Извлеките из материала все строки и перенесите их без каких-либо изменений. Изображения в ответ не включайте.

## ИСХОДНЫЙ МАТЕРИАЛ
○ ○ ○ ○

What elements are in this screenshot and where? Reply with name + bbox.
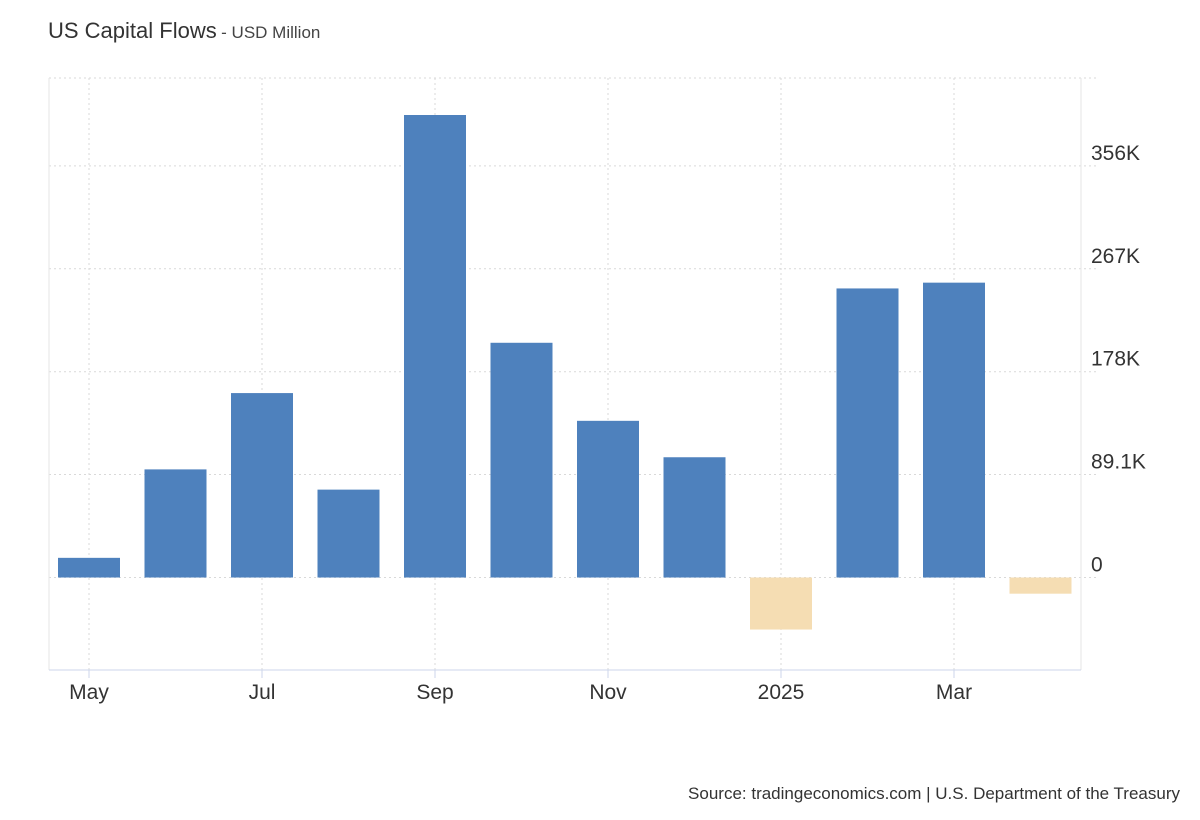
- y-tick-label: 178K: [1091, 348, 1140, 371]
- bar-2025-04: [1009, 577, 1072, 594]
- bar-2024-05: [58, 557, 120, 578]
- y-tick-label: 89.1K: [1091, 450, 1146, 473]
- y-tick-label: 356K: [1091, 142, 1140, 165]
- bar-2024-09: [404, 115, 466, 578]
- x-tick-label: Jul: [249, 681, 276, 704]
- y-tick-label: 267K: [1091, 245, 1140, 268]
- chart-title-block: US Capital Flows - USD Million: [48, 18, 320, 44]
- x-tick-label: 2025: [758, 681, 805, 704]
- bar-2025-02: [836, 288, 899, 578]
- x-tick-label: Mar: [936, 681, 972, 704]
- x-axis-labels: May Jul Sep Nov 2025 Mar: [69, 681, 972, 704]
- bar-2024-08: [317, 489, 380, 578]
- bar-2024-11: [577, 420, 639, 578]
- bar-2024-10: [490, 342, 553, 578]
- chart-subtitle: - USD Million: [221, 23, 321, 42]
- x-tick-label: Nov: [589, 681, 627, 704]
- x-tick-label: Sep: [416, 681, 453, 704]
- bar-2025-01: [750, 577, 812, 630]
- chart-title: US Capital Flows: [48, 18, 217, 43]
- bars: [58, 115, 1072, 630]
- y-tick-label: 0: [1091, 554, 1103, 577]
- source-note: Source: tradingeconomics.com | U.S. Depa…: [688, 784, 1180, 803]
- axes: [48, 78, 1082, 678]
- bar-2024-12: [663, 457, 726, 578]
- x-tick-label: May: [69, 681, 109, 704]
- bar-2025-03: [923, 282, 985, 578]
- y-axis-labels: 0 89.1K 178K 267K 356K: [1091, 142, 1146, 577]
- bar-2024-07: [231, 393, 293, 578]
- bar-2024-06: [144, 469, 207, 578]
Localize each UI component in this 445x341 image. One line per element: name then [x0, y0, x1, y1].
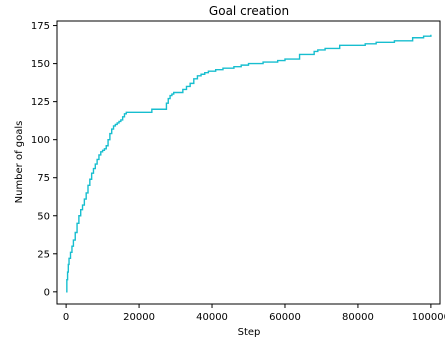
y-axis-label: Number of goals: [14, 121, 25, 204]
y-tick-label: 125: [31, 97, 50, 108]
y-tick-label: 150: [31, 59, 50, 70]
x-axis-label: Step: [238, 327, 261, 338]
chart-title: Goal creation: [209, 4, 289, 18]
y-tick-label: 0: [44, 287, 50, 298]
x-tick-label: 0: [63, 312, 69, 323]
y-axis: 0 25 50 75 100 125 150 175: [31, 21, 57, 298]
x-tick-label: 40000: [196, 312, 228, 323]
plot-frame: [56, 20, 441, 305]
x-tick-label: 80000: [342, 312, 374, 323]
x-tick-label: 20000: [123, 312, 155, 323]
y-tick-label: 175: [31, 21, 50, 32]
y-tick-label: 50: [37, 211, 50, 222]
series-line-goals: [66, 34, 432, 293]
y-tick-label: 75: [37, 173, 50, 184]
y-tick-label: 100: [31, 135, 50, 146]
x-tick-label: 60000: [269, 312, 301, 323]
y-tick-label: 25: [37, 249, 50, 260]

○ ○ ○ ○

## ПОЛНЫЙ ОТВЕТ
What elements are in this screenshot and where? Reply with name + bbox.
- y-tick-label: 178K: [1091, 348, 1140, 371]
- bar-2025-04: [1009, 577, 1072, 594]
- bar-2024-05: [58, 557, 120, 578]
- y-tick-label: 89.1K: [1091, 450, 1146, 473]
- y-tick-label: 356K: [1091, 142, 1140, 165]
- bar-2024-09: [404, 115, 466, 578]
- x-tick-label: Jul: [249, 681, 276, 704]
- y-tick-label: 267K: [1091, 245, 1140, 268]
- chart-title-block: US Capital Flows - USD Million: [48, 18, 320, 44]
- x-tick-label: 2025: [758, 681, 805, 704]
- bar-2025-02: [836, 288, 899, 578]
- x-tick-label: Mar: [936, 681, 972, 704]
- x-axis-labels: May Jul Sep Nov 2025 Mar: [69, 681, 972, 704]
- bar-2024-08: [317, 489, 380, 578]
- bar-2024-11: [577, 420, 639, 578]
- bar-2024-10: [490, 342, 553, 578]
- chart-subtitle: - USD Million: [221, 23, 321, 42]
- x-tick-label: Nov: [589, 681, 627, 704]
- x-tick-label: Sep: [416, 681, 453, 704]
- bar-2025-01: [750, 577, 812, 630]
- chart-title: US Capital Flows: [48, 18, 217, 43]
- bars: [58, 115, 1072, 630]
- y-tick-label: 0: [1091, 554, 1103, 577]
- source-note: Source: tradingeconomics.com | U.S. Depa…: [688, 784, 1180, 803]
- axes: [48, 78, 1082, 678]
- bar-2024-12: [663, 457, 726, 578]
- x-tick-label: May: [69, 681, 109, 704]
- bar-2025-03: [923, 282, 985, 578]
- y-axis-labels: 0 89.1K 178K 267K 356K: [1091, 142, 1146, 577]
- bar-2024-07: [231, 393, 293, 578]
- bar-2024-06: [144, 469, 207, 578]
Localize each UI component in this 445x341 image. One line per element: name then [x0, y0, x1, y1].
y-axis-label: Number of goals: [14, 121, 25, 204]
y-tick-label: 125: [31, 97, 50, 108]
y-tick-label: 150: [31, 59, 50, 70]
x-axis-label: Step: [238, 327, 261, 338]
chart-title: Goal creation: [209, 4, 289, 18]
y-tick-label: 0: [44, 287, 50, 298]
x-tick-label: 0: [63, 312, 69, 323]
y-axis: 0 25 50 75 100 125 150 175: [31, 21, 57, 298]
x-tick-label: 40000: [196, 312, 228, 323]
plot-frame: [56, 20, 441, 305]
x-tick-label: 80000: [342, 312, 374, 323]
x-tick-label: 20000: [123, 312, 155, 323]
y-tick-label: 175: [31, 21, 50, 32]
y-tick-label: 50: [37, 211, 50, 222]
series-line-goals: [66, 34, 432, 293]
y-tick-label: 75: [37, 173, 50, 184]
y-tick-label: 100: [31, 135, 50, 146]
x-tick-label: 60000: [269, 312, 301, 323]
y-tick-label: 25: [37, 249, 50, 260]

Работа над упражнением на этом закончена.